→ TASK: Format the data below, from its first line through the line containing "legend-swatch-z — [723, 105, 765, 121]", as a numbered list, leaving out blank lines.

→ WORKING DATA:
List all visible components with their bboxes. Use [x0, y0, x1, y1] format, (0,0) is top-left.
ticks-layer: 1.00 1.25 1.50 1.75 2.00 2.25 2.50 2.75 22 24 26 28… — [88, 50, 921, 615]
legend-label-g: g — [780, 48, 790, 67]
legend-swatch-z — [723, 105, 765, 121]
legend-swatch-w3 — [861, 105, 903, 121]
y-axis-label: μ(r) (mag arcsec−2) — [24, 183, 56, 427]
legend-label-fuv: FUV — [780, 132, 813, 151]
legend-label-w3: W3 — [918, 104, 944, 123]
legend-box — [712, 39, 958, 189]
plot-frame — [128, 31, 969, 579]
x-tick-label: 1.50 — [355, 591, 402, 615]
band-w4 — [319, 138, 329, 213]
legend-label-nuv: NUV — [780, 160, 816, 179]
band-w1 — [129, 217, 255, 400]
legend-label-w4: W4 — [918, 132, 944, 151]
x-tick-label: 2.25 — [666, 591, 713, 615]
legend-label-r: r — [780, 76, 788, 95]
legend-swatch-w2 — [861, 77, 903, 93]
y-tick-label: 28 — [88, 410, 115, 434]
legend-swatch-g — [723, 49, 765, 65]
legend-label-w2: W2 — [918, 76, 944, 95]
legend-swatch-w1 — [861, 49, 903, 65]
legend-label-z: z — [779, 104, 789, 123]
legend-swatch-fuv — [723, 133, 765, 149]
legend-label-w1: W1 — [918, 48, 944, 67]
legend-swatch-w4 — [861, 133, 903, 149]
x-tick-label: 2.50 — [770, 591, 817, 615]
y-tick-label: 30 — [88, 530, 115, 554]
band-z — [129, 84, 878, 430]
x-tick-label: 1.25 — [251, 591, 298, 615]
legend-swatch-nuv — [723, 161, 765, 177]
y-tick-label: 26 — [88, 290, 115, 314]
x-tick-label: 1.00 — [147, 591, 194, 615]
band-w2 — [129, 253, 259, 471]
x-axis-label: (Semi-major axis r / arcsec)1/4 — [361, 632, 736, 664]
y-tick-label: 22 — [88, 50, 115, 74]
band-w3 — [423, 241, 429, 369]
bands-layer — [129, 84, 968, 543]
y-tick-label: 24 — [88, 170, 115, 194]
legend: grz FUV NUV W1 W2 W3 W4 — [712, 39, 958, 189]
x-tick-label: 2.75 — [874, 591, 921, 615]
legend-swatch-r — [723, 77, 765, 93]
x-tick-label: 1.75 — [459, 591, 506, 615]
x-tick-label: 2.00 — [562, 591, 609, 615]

→ ANSWER TO THE EXERCISE:
1. List all visible components with their bboxes. Use [x0, y0, x1, y1] format, (0,0) is top-left.
2. ticks-layer: 1.00 1.25 1.50 1.75 2.00 2.25 2.50 2.75 22 24 26 28… — [88, 50, 921, 615]
3. legend-label-g: g — [780, 48, 790, 67]
4. legend-swatch-z — [723, 105, 765, 121]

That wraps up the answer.